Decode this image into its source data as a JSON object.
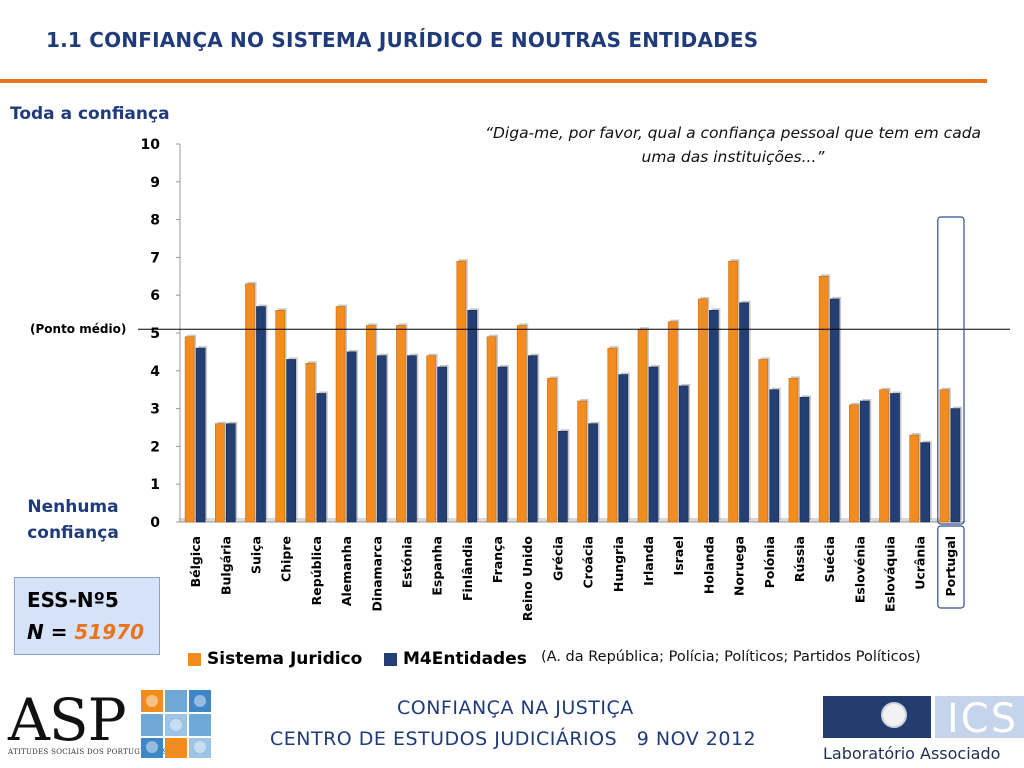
{
  "slide": {
    "title": "1.1 CONFIANÇA NO SISTEMA JURÍDICO E NOUTRAS ENTIDADES",
    "question": "“Diga-me, por favor, qual a confiança pessoal que tem em cada uma das instituições...”",
    "axis_top_label": "Toda a confiança",
    "axis_bottom_label": "Nenhuma confiança",
    "midpoint_label": "(Ponto médio)",
    "ess_title": "ESS-Nº5",
    "ess_n_prefix": "N = ",
    "ess_n_value": "51970",
    "legend_note": "(A. da República; Polícia; Políticos; Partidos Políticos)",
    "footer_line1": "CONFIANÇA NA JUSTIÇA",
    "footer_line2": "CENTRO DE ESTUDOS JUDICIÁRIOS   9 NOV 2012",
    "asp_logo_text": "ASP",
    "asp_logo_sub": "ATITUDES SOCIAIS DOS PORTUGUESES",
    "ics_logo_text": "ICS",
    "ics_caption": "Laboratório  Associado"
  },
  "colors": {
    "series1": "#f28c1e",
    "series2": "#243f73",
    "accent": "#e8741e",
    "title": "#1f3b7a"
  },
  "chart_data": {
    "type": "bar",
    "categories": [
      "Bélgica",
      "Bulgária",
      "Suiça",
      "Chipre",
      "República",
      "Alemanha",
      "Dinamarca",
      "Estónia",
      "Espanha",
      "Finlândia",
      "França",
      "Reino Unido",
      "Grécia",
      "Croácia",
      "Hungria",
      "Irlanda",
      "Israel",
      "Holanda",
      "Noruega",
      "Polónia",
      "Rússia",
      "Suécia",
      "Eslovénia",
      "Eslováquia",
      "Ucrânia",
      "Portugal"
    ],
    "series": [
      {
        "name": "Sistema Juridico",
        "values": [
          4.9,
          2.6,
          6.3,
          5.6,
          4.2,
          5.7,
          5.2,
          5.2,
          4.4,
          6.9,
          4.9,
          5.2,
          3.8,
          3.2,
          4.6,
          5.1,
          5.3,
          5.9,
          6.9,
          4.3,
          3.8,
          6.5,
          3.1,
          3.5,
          2.3,
          3.5
        ]
      },
      {
        "name": "M4Entidades",
        "values": [
          4.6,
          2.6,
          5.7,
          4.3,
          3.4,
          4.5,
          4.4,
          4.4,
          4.1,
          5.6,
          4.1,
          4.4,
          2.4,
          2.6,
          3.9,
          4.1,
          3.6,
          5.6,
          5.8,
          3.5,
          3.3,
          5.9,
          3.2,
          3.4,
          2.1,
          3.0
        ]
      }
    ],
    "ylim": [
      0,
      10
    ],
    "y_ticks": [
      0,
      1,
      2,
      3,
      4,
      5,
      6,
      7,
      8,
      9,
      10
    ],
    "reference_line": 5.1,
    "highlighted_category": "Portugal",
    "grid": false,
    "legend_position": "bottom"
  }
}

AIM –
The data above should be repeated exactly, minus any pictures.

SOLUTION –
Decode this image into its source data as a JSON object.
{
  "slide": {
    "title": "1.1 CONFIANÇA NO SISTEMA JURÍDICO E NOUTRAS ENTIDADES",
    "question": "“Diga-me, por favor, qual a confiança pessoal que tem em cada uma das instituições...”",
    "axis_top_label": "Toda a confiança",
    "axis_bottom_label": "Nenhuma confiança",
    "midpoint_label": "(Ponto médio)",
    "ess_title": "ESS-Nº5",
    "ess_n_prefix": "N = ",
    "ess_n_value": "51970",
    "legend_note": "(A. da República; Polícia; Políticos; Partidos Políticos)",
    "footer_line1": "CONFIANÇA NA JUSTIÇA",
    "footer_line2": "CENTRO DE ESTUDOS JUDICIÁRIOS   9 NOV 2012",
    "asp_logo_text": "ASP",
    "asp_logo_sub": "ATITUDES SOCIAIS DOS PORTUGUESES",
    "ics_logo_text": "ICS",
    "ics_caption": "Laboratório  Associado"
  },
  "colors": {
    "series1": "#f28c1e",
    "series2": "#243f73",
    "accent": "#e8741e",
    "title": "#1f3b7a"
  },
  "chart_data": {
    "type": "bar",
    "categories": [
      "Bélgica",
      "Bulgária",
      "Suiça",
      "Chipre",
      "República",
      "Alemanha",
      "Dinamarca",
      "Estónia",
      "Espanha",
      "Finlândia",
      "França",
      "Reino Unido",
      "Grécia",
      "Croácia",
      "Hungria",
      "Irlanda",
      "Israel",
      "Holanda",
      "Noruega",
      "Polónia",
      "Rússia",
      "Suécia",
      "Eslovénia",
      "Eslováquia",
      "Ucrânia",
      "Portugal"
    ],
    "series": [
      {
        "name": "Sistema Juridico",
        "values": [
          4.9,
          2.6,
          6.3,
          5.6,
          4.2,
          5.7,
          5.2,
          5.2,
          4.4,
          6.9,
          4.9,
          5.2,
          3.8,
          3.2,
          4.6,
          5.1,
          5.3,
          5.9,
          6.9,
          4.3,
          3.8,
          6.5,
          3.1,
          3.5,
          2.3,
          3.5
        ]
      },
      {
        "name": "M4Entidades",
        "values": [
          4.6,
          2.6,
          5.7,
          4.3,
          3.4,
          4.5,
          4.4,
          4.4,
          4.1,
          5.6,
          4.1,
          4.4,
          2.4,
          2.6,
          3.9,
          4.1,
          3.6,
          5.6,
          5.8,
          3.5,
          3.3,
          5.9,
          3.2,
          3.4,
          2.1,
          3.0
        ]
      }
    ],
    "ylim": [
      0,
      10
    ],
    "y_ticks": [
      0,
      1,
      2,
      3,
      4,
      5,
      6,
      7,
      8,
      9,
      10
    ],
    "reference_line": 5.1,
    "highlighted_category": "Portugal",
    "grid": false,
    "legend_position": "bottom"
  }
}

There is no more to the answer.